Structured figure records
____
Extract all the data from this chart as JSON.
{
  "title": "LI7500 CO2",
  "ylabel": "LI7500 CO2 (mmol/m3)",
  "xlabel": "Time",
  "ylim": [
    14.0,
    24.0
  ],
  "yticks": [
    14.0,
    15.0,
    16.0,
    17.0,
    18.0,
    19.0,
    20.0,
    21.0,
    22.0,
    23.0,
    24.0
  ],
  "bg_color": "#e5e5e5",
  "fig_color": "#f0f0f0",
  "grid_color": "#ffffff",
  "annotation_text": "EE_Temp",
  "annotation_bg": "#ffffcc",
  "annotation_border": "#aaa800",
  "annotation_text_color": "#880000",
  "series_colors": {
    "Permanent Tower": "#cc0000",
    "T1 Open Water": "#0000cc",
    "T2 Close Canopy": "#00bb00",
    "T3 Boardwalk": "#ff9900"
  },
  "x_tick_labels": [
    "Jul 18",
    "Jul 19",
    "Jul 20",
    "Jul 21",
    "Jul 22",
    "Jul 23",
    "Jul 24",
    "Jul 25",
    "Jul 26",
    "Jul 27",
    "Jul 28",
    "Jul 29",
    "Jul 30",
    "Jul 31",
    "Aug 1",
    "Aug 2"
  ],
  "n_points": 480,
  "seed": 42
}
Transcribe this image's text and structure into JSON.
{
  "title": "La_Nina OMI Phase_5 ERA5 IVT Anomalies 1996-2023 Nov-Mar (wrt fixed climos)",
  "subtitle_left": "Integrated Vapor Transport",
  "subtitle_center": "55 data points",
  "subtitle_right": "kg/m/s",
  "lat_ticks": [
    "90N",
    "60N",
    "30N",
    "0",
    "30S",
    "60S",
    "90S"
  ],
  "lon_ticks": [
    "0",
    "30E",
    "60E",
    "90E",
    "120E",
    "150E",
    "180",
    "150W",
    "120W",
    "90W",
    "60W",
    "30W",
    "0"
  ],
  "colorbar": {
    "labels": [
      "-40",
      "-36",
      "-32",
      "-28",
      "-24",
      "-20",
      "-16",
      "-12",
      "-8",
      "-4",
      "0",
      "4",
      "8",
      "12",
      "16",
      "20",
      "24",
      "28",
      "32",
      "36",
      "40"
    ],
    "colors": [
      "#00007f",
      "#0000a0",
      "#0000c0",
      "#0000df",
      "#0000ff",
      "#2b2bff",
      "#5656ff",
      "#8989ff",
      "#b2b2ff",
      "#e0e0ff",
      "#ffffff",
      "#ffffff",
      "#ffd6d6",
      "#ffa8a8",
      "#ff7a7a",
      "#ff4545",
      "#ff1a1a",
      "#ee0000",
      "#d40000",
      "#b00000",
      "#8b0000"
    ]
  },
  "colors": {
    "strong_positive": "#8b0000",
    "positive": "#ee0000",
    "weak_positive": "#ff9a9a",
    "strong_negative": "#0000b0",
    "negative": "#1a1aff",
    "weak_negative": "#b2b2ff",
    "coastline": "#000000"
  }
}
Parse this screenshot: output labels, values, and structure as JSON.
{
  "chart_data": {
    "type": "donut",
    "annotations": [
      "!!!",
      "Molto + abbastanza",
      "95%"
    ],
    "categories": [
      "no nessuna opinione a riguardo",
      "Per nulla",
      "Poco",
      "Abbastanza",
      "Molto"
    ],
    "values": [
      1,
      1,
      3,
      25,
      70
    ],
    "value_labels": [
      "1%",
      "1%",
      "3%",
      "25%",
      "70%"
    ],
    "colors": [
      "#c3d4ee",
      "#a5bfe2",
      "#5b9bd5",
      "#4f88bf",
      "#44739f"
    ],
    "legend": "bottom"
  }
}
____
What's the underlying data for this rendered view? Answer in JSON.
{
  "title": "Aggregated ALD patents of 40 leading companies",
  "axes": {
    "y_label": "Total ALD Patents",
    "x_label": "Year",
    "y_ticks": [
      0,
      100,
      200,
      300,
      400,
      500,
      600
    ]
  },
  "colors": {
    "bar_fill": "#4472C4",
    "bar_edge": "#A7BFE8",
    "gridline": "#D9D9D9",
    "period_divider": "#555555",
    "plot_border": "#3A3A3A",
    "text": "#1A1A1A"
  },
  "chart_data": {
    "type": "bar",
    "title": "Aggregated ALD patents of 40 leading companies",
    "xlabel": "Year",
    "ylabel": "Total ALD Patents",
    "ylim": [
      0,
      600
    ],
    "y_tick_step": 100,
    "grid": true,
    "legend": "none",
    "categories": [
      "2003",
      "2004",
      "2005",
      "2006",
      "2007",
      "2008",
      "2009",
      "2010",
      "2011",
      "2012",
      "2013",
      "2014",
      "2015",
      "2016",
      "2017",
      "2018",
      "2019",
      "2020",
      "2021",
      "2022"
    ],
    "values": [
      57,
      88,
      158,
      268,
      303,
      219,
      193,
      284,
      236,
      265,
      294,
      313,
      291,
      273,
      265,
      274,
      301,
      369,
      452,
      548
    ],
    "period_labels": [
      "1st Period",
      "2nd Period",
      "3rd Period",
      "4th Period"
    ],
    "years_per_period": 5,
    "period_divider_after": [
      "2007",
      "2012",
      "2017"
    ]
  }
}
____
INSTRUCTION:
Lines of the material that contain the word "JSON" are to be gathered.

REPLY TO THE TASK:
Extract all the data from this chart as JSON.
Transcribe this image's text and structure into JSON.
Parse this screenshot: output labels, values, and structure as JSON.
What's the underlying data for this rendered view? Answer in JSON.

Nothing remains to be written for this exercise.